Output the full material exactly as it appears here.

Stored data entries:

+---+

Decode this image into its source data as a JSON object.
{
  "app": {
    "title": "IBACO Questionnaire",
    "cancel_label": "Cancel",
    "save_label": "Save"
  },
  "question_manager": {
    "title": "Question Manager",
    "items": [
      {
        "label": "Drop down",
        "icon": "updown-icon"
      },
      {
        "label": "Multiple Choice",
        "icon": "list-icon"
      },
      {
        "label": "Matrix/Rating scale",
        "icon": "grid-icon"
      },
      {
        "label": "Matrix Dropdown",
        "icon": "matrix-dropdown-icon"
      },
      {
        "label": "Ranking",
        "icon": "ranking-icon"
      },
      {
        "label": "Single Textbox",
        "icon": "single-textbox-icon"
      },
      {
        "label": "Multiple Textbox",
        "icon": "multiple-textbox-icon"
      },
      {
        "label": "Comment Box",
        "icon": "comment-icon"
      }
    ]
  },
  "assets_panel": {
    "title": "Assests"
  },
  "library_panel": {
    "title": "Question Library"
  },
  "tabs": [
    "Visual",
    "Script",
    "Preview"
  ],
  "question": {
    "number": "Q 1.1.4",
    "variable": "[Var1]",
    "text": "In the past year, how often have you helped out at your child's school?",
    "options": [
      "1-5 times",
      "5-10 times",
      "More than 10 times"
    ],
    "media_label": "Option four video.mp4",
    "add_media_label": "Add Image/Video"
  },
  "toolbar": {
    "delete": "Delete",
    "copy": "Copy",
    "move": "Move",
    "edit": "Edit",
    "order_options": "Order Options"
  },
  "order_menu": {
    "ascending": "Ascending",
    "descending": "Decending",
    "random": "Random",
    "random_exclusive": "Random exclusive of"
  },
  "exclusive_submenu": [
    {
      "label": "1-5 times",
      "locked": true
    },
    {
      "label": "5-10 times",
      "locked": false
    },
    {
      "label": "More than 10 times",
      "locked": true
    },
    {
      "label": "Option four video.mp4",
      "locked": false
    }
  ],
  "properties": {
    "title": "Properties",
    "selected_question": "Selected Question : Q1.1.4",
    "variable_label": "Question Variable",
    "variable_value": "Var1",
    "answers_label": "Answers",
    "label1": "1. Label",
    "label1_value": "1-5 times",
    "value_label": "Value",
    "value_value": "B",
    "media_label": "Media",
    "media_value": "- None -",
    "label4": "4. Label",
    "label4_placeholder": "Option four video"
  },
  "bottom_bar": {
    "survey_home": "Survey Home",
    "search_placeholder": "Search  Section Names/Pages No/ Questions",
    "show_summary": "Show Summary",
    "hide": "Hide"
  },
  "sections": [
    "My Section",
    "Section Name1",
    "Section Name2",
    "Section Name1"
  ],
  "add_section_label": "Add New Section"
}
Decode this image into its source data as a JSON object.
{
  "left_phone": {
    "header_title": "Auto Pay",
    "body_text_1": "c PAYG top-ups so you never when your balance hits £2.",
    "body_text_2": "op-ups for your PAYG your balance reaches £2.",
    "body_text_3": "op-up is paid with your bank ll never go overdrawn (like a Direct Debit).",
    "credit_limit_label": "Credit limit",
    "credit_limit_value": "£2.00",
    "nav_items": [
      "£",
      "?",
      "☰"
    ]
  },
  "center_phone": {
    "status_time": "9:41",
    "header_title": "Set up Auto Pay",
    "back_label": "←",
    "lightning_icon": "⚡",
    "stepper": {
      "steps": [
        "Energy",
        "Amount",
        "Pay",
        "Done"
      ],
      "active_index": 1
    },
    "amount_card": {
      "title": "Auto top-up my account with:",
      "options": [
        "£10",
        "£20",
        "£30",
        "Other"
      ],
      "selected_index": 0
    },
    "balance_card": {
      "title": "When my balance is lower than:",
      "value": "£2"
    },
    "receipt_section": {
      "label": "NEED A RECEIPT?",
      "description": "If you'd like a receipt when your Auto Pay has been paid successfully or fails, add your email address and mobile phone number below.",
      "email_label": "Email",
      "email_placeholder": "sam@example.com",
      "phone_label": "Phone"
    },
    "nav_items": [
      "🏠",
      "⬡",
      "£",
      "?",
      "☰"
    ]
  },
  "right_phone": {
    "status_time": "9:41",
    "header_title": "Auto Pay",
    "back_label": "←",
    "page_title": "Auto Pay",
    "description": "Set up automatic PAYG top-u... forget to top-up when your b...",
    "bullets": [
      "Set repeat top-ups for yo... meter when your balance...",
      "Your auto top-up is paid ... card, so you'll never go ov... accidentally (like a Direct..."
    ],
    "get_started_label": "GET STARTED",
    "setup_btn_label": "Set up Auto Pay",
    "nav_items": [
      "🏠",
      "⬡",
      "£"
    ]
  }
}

+---+

> Final result:
Decode this image into its source data as a JSON object.
{
  "app": {
    "title": "IBACO Questionnaire",
    "cancel_label": "Cancel",
    "save_label": "Save"
  },
  "question_manager": {
    "title": "Question Manager",
    "items": [
      {
        "label": "Drop down",
        "icon": "updown-icon"
      },
      {
        "label": "Multiple Choice",
        "icon": "list-icon"
      },
      {
        "label": "Matrix/Rating scale",
        "icon": "grid-icon"
      },
      {
        "label": "Matrix Dropdown",
        "icon": "matrix-dropdown-icon"
      },
      {
        "label": "Ranking",
        "icon": "ranking-icon"
      },
      {
        "label": "Single Textbox",
        "icon": "single-textbox-icon"
      },
      {
        "label": "Multiple Textbox",
        "icon": "multiple-textbox-icon"
      },
      {
        "label": "Comment Box",
        "icon": "comment-icon"
      }
    ]
  },
  "assets_panel": {
    "title": "Assests"
  },
  "library_panel": {
    "title": "Question Library"
  },
  "tabs": [
    "Visual",
    "Script",
    "Preview"
  ],
  "question": {
    "number": "Q 1.1.4",
    "variable": "[Var1]",
    "text": "In the past year, how often have you helped out at your child's school?",
    "options": [
      "1-5 times",
      "5-10 times",
      "More than 10 times"
    ],
    "media_label": "Option four video.mp4",
    "add_media_label": "Add Image/Video"
  },
  "toolbar": {
    "delete": "Delete",
    "copy": "Copy",
    "move": "Move",
    "edit": "Edit",
    "order_options": "Order Options"
  },
  "order_menu": {
    "ascending": "Ascending",
    "descending": "Decending",
    "random": "Random",
    "random_exclusive": "Random exclusive of"
  },
  "exclusive_submenu": [
    {
      "label": "1-5 times",
      "locked": true
    },
    {
      "label": "5-10 times",
      "locked": false
    },
    {
      "label": "More than 10 times",
      "locked": true
    },
    {
      "label": "Option four video.mp4",
      "locked": false
    }
  ],
  "properties": {
    "title": "Properties",
    "selected_question": "Selected Question : Q1.1.4",
    "variable_label": "Question Variable",
    "variable_value": "Var1",
    "answers_label": "Answers",
    "label1": "1. Label",
    "label1_value": "1-5 times",
    "value_label": "Value",
    "value_value": "B",
    "media_label": "Media",
    "media_value": "- None -",
    "label4": "4. Label",
    "label4_placeholder": "Option four video"
  },
  "bottom_bar": {
    "survey_home": "Survey Home",
    "search_placeholder": "Search  Section Names/Pages No/ Questions",
    "show_summary": "Show Summary",
    "hide": "Hide"
  },
  "sections": [
    "My Section",
    "Section Name1",
    "Section Name2",
    "Section Name1"
  ],
  "add_section_label": "Add New Section"
}
Decode this image into its source data as a JSON object.
{
  "left_phone": {
    "header_title": "Auto Pay",
    "body_text_1": "c PAYG top-ups so you never when your balance hits £2.",
    "body_text_2": "op-ups for your PAYG your balance reaches £2.",
    "body_text_3": "op-up is paid with your bank ll never go overdrawn (like a Direct Debit).",
    "credit_limit_label": "Credit limit",
    "credit_limit_value": "£2.00",
    "nav_items": [
      "£",
      "?",
      "☰"
    ]
  },
  "center_phone": {
    "status_time": "9:41",
    "header_title": "Set up Auto Pay",
    "back_label": "←",
    "lightning_icon": "⚡",
    "stepper": {
      "steps": [
        "Energy",
        "Amount",
        "Pay",
        "Done"
      ],
      "active_index": 1
    },
    "amount_card": {
      "title": "Auto top-up my account with:",
      "options": [
        "£10",
        "£20",
        "£30",
        "Other"
      ],
      "selected_index": 0
    },
    "balance_card": {
      "title": "When my balance is lower than:",
      "value": "£2"
    },
    "receipt_section": {
      "label": "NEED A RECEIPT?",
      "description": "If you'd like a receipt when your Auto Pay has been paid successfully or fails, add your email address and mobile phone number below.",
      "email_label": "Email",
      "email_placeholder": "sam@example.com",
      "phone_label": "Phone"
    },
    "nav_items": [
      "🏠",
      "⬡",
      "£",
      "?",
      "☰"
    ]
  },
  "right_phone": {
    "status_time": "9:41",
    "header_title": "Auto Pay",
    "back_label": "←",
    "page_title": "Auto Pay",
    "description": "Set up automatic PAYG top-u... forget to top-up when your b...",
    "bullets": [
      "Set repeat top-ups for yo... meter when your balance...",
      "Your auto top-up is paid ... card, so you'll never go ov... accidentally (like a Direct..."
    ],
    "get_started_label": "GET STARTED",
    "setup_btn_label": "Set up Auto Pay",
    "nav_items": [
      "🏠",
      "⬡",
      "£"
    ]
  }
}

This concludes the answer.